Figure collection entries
_ _ _ _

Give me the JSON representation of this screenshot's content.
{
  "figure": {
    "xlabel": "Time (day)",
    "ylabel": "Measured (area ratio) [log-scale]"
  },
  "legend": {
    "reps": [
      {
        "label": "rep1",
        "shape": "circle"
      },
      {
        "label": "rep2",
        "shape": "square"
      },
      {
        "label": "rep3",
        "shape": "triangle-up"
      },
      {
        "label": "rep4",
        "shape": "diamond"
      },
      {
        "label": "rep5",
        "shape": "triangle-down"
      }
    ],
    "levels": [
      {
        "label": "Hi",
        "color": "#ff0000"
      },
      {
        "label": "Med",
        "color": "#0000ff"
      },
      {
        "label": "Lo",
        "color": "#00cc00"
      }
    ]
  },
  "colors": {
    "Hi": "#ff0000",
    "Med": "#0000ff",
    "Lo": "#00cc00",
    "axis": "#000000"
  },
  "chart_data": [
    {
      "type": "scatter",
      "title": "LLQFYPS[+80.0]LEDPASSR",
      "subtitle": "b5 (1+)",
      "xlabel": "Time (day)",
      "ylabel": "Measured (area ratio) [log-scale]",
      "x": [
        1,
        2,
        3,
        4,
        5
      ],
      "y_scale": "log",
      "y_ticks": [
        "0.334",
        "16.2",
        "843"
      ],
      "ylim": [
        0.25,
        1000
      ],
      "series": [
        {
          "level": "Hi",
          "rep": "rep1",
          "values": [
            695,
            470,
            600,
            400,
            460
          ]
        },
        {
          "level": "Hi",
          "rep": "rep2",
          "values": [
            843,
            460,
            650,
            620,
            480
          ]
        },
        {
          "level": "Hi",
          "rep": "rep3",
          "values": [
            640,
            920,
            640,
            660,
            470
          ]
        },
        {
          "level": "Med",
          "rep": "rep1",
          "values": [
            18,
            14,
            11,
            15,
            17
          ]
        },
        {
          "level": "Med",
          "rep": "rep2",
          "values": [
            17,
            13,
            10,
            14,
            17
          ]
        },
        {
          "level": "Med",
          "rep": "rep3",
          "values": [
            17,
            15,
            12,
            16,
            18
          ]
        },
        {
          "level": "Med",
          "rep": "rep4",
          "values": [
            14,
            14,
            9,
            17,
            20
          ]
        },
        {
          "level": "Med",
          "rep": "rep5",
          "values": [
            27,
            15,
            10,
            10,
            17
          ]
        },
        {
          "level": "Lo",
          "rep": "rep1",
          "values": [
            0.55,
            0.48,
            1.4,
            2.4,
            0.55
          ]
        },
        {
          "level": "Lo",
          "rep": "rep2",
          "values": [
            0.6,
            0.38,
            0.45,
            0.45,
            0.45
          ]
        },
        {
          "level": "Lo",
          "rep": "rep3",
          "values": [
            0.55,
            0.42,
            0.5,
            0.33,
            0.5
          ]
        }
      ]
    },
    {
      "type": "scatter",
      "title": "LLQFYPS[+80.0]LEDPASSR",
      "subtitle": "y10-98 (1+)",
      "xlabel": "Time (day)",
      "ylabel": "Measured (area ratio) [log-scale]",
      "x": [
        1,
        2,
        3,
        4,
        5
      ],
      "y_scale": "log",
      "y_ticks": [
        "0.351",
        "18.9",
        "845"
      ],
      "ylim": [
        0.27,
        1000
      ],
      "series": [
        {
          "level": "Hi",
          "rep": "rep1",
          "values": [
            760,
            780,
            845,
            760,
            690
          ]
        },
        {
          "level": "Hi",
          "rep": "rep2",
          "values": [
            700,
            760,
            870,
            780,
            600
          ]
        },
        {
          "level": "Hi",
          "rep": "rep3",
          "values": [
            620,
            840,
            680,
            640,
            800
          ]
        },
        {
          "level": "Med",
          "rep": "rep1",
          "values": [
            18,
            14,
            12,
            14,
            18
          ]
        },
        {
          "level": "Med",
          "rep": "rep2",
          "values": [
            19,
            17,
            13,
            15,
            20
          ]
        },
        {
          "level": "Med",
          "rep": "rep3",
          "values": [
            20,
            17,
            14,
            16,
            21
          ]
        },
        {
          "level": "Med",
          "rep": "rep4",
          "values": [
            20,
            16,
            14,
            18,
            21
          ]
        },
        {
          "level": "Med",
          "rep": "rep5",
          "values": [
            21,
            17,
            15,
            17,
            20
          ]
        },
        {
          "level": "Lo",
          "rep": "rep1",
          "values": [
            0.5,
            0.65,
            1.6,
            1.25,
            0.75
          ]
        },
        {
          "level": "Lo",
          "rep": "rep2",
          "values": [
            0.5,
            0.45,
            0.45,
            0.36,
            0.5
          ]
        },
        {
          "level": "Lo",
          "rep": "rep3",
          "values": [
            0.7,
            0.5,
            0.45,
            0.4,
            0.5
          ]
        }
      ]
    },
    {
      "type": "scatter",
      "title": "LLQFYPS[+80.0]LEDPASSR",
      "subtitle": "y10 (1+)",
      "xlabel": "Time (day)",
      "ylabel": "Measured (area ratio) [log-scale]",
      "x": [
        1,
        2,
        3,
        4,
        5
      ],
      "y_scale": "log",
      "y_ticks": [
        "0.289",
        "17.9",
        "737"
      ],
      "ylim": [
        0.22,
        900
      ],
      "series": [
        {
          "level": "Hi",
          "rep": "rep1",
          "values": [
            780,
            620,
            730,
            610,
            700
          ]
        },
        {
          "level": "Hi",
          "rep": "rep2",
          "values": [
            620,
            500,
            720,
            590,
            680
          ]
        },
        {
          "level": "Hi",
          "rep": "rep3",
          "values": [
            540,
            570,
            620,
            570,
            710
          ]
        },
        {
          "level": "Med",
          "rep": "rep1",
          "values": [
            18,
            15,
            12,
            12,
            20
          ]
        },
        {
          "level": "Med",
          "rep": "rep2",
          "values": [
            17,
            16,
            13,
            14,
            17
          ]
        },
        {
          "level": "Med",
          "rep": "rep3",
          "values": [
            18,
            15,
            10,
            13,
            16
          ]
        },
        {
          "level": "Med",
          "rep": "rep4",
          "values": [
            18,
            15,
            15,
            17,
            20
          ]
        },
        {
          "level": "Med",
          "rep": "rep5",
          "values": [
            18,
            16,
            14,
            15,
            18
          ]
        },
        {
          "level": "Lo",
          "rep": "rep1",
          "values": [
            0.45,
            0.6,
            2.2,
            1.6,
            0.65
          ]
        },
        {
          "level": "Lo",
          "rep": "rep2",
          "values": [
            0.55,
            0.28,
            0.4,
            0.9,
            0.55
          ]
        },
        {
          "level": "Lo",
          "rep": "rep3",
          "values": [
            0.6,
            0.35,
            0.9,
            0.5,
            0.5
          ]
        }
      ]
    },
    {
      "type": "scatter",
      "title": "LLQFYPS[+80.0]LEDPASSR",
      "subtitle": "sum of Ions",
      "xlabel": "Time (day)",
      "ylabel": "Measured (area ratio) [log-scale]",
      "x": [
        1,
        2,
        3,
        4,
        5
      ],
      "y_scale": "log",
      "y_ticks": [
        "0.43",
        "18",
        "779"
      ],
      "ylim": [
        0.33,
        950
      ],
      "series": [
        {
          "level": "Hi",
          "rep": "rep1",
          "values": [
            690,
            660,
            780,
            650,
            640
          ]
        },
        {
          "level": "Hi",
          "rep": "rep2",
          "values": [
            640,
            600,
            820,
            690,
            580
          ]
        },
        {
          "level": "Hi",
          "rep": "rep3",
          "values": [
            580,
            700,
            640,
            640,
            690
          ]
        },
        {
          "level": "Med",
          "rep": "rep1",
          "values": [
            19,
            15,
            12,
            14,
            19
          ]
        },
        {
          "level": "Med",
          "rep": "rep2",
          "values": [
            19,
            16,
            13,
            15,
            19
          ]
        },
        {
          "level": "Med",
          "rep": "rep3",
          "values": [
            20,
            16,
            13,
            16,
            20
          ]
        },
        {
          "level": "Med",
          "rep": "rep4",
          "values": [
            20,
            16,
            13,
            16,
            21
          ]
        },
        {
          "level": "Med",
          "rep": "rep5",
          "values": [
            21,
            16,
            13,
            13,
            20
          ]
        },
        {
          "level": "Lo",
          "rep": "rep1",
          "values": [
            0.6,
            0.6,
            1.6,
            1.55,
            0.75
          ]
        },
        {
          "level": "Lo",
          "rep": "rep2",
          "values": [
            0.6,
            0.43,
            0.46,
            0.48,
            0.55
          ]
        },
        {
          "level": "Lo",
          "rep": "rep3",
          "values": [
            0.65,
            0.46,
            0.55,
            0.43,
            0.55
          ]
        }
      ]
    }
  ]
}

_ _ _ _

Every line that holds the word "shape" should be extracted.

### Response for this exercise
        "shape": "circle"
        "shape": "square"
        "shape": "triangle-up"
        "shape": "diamond"
        "shape": "triangle-down"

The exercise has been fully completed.